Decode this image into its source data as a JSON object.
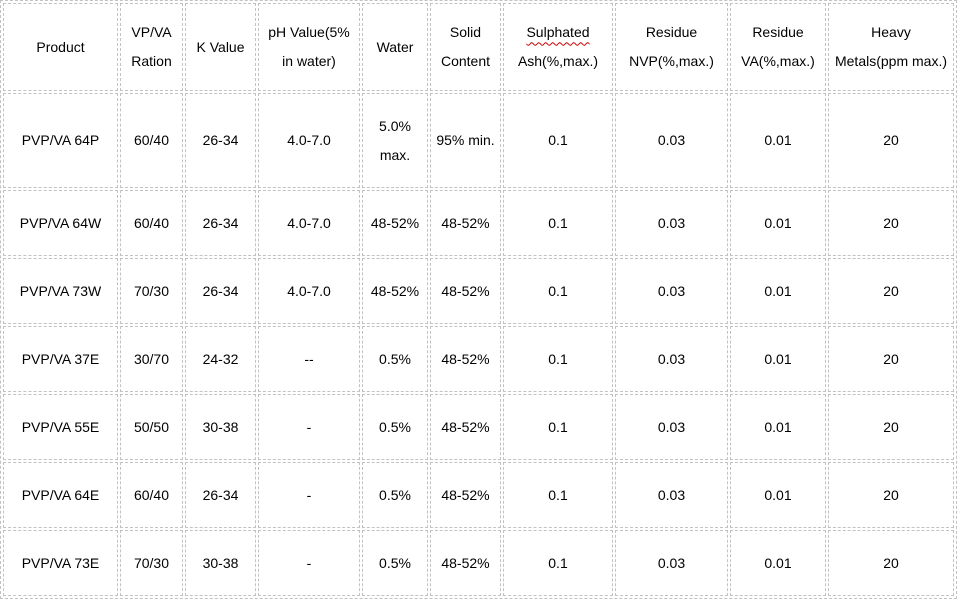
{
  "table": {
    "columns": [
      {
        "key": "product",
        "lines": [
          "Product"
        ]
      },
      {
        "key": "vp-va-ration",
        "lines": [
          "VP/VA",
          "Ration"
        ]
      },
      {
        "key": "k-value",
        "lines": [
          "K Value"
        ]
      },
      {
        "key": "ph-value",
        "lines": [
          "pH Value(5%",
          "in water)"
        ]
      },
      {
        "key": "water",
        "lines": [
          "Water"
        ]
      },
      {
        "key": "solid-content",
        "lines": [
          "Solid",
          "Content"
        ]
      },
      {
        "key": "sulphated-ash",
        "lines": [
          "Sulphated",
          "Ash(%,max.)"
        ],
        "misspelled_line": 0
      },
      {
        "key": "residue-nvp",
        "lines": [
          "Residue",
          "NVP(%,max.)"
        ]
      },
      {
        "key": "residue-va",
        "lines": [
          "Residue",
          "VA(%,max.)"
        ]
      },
      {
        "key": "heavy-metals",
        "lines": [
          "Heavy",
          "Metals(ppm max.)"
        ]
      }
    ],
    "rows": [
      {
        "cells": [
          "PVP/VA 64P",
          "60/40",
          "26-34",
          "4.0-7.0",
          "5.0%\nmax.",
          "95% min.",
          "0.1",
          "0.03",
          "0.01",
          "20"
        ]
      },
      {
        "cells": [
          "PVP/VA 64W",
          "60/40",
          "26-34",
          "4.0-7.0",
          "48-52%",
          "48-52%",
          "0.1",
          "0.03",
          "0.01",
          "20"
        ]
      },
      {
        "cells": [
          "PVP/VA 73W",
          "70/30",
          "26-34",
          "4.0-7.0",
          "48-52%",
          "48-52%",
          "0.1",
          "0.03",
          "0.01",
          "20"
        ]
      },
      {
        "cells": [
          "PVP/VA 37E",
          "30/70",
          "24-32",
          "--",
          "0.5%",
          "48-52%",
          "0.1",
          "0.03",
          "0.01",
          "20"
        ]
      },
      {
        "cells": [
          "PVP/VA 55E",
          "50/50",
          "30-38",
          "-",
          "0.5%",
          "48-52%",
          "0.1",
          "0.03",
          "0.01",
          "20"
        ]
      },
      {
        "cells": [
          "PVP/VA 64E",
          "60/40",
          "26-34",
          "-",
          "0.5%",
          "48-52%",
          "0.1",
          "0.03",
          "0.01",
          "20"
        ]
      },
      {
        "cells": [
          "PVP/VA 73E",
          "70/30",
          "30-38",
          "-",
          "0.5%",
          "48-52%",
          "0.1",
          "0.03",
          "0.01",
          "20"
        ]
      }
    ]
  },
  "styles": {
    "border_color": "#c2c2c2",
    "text_color": "#000000",
    "spellcheck_underline_color": "#cc0000",
    "background": "#ffffff"
  }
}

****************************************

◆ **SHORT PROBLEM**:
Your task is to repeat the material above exactly, without its pictures.

◆ **ANSWER TO THIS TASK**:
Decode this image into its source data as a JSON object.
{
  "table": {
    "columns": [
      {
        "key": "product",
        "lines": [
          "Product"
        ]
      },
      {
        "key": "vp-va-ration",
        "lines": [
          "VP/VA",
          "Ration"
        ]
      },
      {
        "key": "k-value",
        "lines": [
          "K Value"
        ]
      },
      {
        "key": "ph-value",
        "lines": [
          "pH Value(5%",
          "in water)"
        ]
      },
      {
        "key": "water",
        "lines": [
          "Water"
        ]
      },
      {
        "key": "solid-content",
        "lines": [
          "Solid",
          "Content"
        ]
      },
      {
        "key": "sulphated-ash",
        "lines": [
          "Sulphated",
          "Ash(%,max.)"
        ],
        "misspelled_line": 0
      },
      {
        "key": "residue-nvp",
        "lines": [
          "Residue",
          "NVP(%,max.)"
        ]
      },
      {
        "key": "residue-va",
        "lines": [
          "Residue",
          "VA(%,max.)"
        ]
      },
      {
        "key": "heavy-metals",
        "lines": [
          "Heavy",
          "Metals(ppm max.)"
        ]
      }
    ],
    "rows": [
      {
        "cells": [
          "PVP/VA 64P",
          "60/40",
          "26-34",
          "4.0-7.0",
          "5.0%\nmax.",
          "95% min.",
          "0.1",
          "0.03",
          "0.01",
          "20"
        ]
      },
      {
        "cells": [
          "PVP/VA 64W",
          "60/40",
          "26-34",
          "4.0-7.0",
          "48-52%",
          "48-52%",
          "0.1",
          "0.03",
          "0.01",
          "20"
        ]
      },
      {
        "cells": [
          "PVP/VA 73W",
          "70/30",
          "26-34",
          "4.0-7.0",
          "48-52%",
          "48-52%",
          "0.1",
          "0.03",
          "0.01",
          "20"
        ]
      },
      {
        "cells": [
          "PVP/VA 37E",
          "30/70",
          "24-32",
          "--",
          "0.5%",
          "48-52%",
          "0.1",
          "0.03",
          "0.01",
          "20"
        ]
      },
      {
        "cells": [
          "PVP/VA 55E",
          "50/50",
          "30-38",
          "-",
          "0.5%",
          "48-52%",
          "0.1",
          "0.03",
          "0.01",
          "20"
        ]
      },
      {
        "cells": [
          "PVP/VA 64E",
          "60/40",
          "26-34",
          "-",
          "0.5%",
          "48-52%",
          "0.1",
          "0.03",
          "0.01",
          "20"
        ]
      },
      {
        "cells": [
          "PVP/VA 73E",
          "70/30",
          "30-38",
          "-",
          "0.5%",
          "48-52%",
          "0.1",
          "0.03",
          "0.01",
          "20"
        ]
      }
    ]
  },
  "styles": {
    "border_color": "#c2c2c2",
    "text_color": "#000000",
    "spellcheck_underline_color": "#cc0000",
    "background": "#ffffff"
  }
}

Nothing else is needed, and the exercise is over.